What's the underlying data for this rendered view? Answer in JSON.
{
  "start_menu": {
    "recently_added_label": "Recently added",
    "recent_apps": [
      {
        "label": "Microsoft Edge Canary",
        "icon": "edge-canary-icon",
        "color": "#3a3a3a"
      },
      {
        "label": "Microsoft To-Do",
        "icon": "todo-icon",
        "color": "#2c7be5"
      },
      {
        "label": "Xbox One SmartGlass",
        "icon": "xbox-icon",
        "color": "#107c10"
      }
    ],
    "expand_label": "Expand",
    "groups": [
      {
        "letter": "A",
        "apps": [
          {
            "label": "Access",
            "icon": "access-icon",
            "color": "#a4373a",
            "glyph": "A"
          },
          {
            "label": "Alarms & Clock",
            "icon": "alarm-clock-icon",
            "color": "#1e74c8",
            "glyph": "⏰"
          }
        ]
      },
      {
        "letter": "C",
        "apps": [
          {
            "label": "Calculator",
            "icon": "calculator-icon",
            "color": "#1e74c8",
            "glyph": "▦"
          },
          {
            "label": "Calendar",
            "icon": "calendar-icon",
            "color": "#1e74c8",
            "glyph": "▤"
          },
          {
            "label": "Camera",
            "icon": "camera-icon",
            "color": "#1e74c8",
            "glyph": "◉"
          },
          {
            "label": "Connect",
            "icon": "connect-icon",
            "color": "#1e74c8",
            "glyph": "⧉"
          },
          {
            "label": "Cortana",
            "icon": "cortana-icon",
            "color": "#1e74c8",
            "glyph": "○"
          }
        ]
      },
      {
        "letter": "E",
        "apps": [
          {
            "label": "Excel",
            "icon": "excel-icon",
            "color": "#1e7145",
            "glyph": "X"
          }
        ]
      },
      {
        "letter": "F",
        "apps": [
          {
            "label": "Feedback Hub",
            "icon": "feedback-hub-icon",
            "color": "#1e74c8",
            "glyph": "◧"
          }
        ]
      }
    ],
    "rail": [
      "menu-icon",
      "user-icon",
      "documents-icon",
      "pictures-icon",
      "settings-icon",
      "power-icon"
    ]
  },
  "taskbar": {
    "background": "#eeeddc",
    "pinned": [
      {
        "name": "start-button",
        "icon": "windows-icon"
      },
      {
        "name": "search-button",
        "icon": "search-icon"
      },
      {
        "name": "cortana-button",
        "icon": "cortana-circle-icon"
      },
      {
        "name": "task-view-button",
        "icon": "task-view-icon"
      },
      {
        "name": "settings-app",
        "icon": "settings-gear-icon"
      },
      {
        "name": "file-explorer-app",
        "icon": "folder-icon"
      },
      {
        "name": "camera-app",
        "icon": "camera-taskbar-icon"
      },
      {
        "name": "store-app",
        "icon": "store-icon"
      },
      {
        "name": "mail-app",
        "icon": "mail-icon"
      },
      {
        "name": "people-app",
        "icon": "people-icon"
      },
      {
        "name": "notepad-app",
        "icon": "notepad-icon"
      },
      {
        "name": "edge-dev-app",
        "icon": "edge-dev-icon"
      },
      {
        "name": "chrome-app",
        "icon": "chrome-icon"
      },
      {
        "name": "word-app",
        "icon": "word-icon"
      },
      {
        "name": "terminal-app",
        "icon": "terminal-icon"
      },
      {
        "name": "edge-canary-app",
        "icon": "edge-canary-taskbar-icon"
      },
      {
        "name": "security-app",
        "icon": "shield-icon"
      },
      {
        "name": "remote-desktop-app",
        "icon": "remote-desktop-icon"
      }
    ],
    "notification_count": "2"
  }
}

## TO DO
Show all lines in the entries above where the string "Microsoft" appears.

## WRITTEN REPLY
        "label": "Microsoft Edge Canary",
        "label": "Microsoft To-Do",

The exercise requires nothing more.